(Collected data entries)
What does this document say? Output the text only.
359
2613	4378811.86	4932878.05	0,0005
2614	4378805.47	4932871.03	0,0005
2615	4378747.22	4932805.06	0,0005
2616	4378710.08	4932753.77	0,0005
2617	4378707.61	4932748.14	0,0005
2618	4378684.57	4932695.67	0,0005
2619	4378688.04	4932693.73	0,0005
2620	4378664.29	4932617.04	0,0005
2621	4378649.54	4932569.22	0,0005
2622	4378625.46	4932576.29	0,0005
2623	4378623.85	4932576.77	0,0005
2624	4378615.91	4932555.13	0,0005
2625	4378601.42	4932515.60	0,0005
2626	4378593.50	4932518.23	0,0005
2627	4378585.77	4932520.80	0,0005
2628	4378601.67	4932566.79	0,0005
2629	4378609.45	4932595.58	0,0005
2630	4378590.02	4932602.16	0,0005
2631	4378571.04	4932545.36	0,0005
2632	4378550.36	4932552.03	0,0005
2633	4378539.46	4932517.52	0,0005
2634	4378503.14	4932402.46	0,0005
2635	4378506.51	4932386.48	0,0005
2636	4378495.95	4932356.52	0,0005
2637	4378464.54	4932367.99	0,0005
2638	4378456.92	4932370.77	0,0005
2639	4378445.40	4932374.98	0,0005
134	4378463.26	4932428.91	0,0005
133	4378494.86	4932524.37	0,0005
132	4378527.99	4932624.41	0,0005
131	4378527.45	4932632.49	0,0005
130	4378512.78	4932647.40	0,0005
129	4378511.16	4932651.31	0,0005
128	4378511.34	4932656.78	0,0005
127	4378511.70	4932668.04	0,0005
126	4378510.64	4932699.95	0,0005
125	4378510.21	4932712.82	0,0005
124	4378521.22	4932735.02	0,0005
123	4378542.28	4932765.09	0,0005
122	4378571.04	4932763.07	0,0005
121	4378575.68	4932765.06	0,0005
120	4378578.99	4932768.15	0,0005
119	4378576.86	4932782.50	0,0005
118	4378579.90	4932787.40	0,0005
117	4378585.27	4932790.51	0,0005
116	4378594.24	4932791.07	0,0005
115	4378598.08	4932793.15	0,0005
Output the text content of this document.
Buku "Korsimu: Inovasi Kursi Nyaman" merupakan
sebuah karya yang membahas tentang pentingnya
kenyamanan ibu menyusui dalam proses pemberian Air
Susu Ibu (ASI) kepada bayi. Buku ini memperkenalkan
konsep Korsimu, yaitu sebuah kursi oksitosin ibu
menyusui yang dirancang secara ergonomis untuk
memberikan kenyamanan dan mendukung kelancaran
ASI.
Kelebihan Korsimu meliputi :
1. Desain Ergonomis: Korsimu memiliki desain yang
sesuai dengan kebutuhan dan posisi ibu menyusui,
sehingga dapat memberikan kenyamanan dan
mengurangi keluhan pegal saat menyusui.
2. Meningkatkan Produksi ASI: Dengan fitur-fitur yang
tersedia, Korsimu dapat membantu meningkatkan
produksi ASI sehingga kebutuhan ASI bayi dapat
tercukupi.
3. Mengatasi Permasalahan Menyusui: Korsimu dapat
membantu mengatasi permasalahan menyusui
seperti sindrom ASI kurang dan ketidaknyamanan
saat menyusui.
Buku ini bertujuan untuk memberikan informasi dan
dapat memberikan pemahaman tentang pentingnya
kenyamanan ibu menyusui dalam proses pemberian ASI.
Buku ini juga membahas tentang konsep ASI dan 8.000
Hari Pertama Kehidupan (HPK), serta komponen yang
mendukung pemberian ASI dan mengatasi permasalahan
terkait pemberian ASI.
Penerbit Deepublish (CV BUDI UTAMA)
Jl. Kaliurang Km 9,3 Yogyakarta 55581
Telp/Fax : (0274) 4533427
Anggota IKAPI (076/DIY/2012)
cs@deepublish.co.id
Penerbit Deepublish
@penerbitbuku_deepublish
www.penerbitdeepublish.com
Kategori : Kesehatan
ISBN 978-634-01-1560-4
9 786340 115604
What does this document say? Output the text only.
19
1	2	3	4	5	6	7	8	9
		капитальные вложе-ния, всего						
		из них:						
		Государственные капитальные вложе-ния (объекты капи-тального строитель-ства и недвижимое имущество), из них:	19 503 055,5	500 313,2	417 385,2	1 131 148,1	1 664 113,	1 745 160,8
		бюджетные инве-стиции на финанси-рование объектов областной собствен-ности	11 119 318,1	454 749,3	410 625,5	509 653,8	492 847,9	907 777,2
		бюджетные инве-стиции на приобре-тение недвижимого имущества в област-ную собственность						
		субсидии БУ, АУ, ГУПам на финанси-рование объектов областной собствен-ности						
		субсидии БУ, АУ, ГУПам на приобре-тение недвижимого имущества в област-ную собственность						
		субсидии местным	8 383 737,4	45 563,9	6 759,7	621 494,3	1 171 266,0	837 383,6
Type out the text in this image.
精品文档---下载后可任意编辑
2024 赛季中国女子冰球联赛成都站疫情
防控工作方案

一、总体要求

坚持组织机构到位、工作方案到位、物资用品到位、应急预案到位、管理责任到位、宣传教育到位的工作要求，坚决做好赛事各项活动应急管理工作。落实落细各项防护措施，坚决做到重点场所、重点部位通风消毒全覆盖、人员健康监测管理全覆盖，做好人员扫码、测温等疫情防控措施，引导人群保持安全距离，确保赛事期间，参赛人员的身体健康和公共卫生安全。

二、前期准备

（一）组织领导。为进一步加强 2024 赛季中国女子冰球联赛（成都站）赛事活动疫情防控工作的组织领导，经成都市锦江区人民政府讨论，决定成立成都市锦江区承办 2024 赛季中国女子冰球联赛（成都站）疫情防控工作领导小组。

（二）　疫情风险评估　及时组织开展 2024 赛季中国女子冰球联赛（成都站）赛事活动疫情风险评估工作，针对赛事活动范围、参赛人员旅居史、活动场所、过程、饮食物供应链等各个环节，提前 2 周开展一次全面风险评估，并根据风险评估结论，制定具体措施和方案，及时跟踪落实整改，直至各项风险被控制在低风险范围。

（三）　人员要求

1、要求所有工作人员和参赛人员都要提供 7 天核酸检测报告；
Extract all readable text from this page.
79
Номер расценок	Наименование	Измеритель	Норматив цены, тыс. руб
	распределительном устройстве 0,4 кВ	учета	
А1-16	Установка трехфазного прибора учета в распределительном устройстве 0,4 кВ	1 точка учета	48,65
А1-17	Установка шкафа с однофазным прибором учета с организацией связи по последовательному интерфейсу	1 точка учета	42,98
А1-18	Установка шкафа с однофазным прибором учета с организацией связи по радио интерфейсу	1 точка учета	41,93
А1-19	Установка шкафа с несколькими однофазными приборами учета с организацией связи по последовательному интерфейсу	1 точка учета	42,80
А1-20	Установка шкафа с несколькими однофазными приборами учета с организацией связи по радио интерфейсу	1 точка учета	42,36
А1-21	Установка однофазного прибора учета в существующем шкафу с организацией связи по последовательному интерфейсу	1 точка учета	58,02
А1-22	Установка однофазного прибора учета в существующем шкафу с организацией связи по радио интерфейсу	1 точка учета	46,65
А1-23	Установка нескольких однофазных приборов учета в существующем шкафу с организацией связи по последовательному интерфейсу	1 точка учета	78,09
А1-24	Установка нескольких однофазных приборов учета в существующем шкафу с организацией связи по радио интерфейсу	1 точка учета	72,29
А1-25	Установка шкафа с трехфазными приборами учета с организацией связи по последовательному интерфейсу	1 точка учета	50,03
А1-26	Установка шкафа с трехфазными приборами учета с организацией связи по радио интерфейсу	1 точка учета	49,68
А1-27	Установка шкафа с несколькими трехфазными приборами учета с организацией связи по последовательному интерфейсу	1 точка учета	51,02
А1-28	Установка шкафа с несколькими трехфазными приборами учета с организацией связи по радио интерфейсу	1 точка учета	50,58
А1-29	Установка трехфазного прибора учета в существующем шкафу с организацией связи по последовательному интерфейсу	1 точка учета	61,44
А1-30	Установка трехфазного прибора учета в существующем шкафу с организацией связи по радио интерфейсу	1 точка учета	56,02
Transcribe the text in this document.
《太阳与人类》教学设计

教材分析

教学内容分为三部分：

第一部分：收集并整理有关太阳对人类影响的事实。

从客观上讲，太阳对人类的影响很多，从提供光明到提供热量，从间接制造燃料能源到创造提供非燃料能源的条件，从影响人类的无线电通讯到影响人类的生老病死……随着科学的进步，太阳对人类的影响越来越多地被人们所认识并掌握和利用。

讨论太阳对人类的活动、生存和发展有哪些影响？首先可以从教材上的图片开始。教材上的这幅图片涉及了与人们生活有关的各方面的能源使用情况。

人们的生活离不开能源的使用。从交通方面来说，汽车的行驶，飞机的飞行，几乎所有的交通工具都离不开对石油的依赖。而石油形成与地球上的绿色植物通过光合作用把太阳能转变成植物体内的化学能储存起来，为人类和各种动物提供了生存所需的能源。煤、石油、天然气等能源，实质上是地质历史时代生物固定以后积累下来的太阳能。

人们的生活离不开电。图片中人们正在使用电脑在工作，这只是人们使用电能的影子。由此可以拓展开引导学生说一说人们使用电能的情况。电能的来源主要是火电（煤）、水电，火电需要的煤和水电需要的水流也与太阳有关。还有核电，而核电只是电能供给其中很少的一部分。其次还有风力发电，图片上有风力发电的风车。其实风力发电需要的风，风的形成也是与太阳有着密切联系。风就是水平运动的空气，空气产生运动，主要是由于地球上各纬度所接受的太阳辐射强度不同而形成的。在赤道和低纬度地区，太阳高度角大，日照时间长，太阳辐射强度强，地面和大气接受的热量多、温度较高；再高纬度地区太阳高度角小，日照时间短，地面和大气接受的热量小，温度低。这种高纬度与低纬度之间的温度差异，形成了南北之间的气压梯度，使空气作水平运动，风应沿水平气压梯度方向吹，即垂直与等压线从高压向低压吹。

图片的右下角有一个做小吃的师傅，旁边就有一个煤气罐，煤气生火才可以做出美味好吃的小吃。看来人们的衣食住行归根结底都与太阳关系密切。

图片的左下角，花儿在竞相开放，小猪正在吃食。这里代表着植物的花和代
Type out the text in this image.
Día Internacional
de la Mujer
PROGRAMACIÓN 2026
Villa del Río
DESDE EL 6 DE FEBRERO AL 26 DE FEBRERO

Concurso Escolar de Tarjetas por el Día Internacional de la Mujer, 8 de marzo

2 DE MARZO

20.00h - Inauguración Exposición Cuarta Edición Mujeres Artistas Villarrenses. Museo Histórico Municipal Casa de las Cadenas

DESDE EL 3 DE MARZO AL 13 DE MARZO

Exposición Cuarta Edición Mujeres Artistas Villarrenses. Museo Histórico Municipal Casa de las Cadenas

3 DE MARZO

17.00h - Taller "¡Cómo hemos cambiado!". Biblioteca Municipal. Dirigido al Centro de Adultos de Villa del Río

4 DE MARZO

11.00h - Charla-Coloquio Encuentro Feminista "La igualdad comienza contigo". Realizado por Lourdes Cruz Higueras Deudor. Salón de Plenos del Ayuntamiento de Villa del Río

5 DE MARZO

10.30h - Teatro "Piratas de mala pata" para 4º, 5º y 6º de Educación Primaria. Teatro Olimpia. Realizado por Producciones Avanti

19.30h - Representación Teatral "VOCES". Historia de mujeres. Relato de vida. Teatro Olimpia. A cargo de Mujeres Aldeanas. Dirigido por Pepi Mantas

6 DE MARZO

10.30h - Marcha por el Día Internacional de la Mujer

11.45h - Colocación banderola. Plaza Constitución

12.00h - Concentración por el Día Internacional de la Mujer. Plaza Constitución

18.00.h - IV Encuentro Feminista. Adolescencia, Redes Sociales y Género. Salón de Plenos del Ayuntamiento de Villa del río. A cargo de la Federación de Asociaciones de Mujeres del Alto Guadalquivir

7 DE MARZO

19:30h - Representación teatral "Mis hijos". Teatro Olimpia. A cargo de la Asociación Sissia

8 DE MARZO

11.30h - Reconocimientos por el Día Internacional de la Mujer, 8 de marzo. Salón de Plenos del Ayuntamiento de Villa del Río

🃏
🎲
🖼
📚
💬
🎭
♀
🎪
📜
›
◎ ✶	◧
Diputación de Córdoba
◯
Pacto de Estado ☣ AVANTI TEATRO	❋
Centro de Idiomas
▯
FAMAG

> _EXERCISE DETAILS_
Which lines of the data above contain "рование"? Copy each one.

> _EXPECTED ANSWER_
		бюджетные инве-стиции на финанси-рование объектов областной собствен-ности	11 119 318,1	454 749,3	410 625,5	509 653,8	492 847,9	907 777,2
		субсидии БУ, АУ, ГУПам на финанси-рование объектов областной собствен-ности						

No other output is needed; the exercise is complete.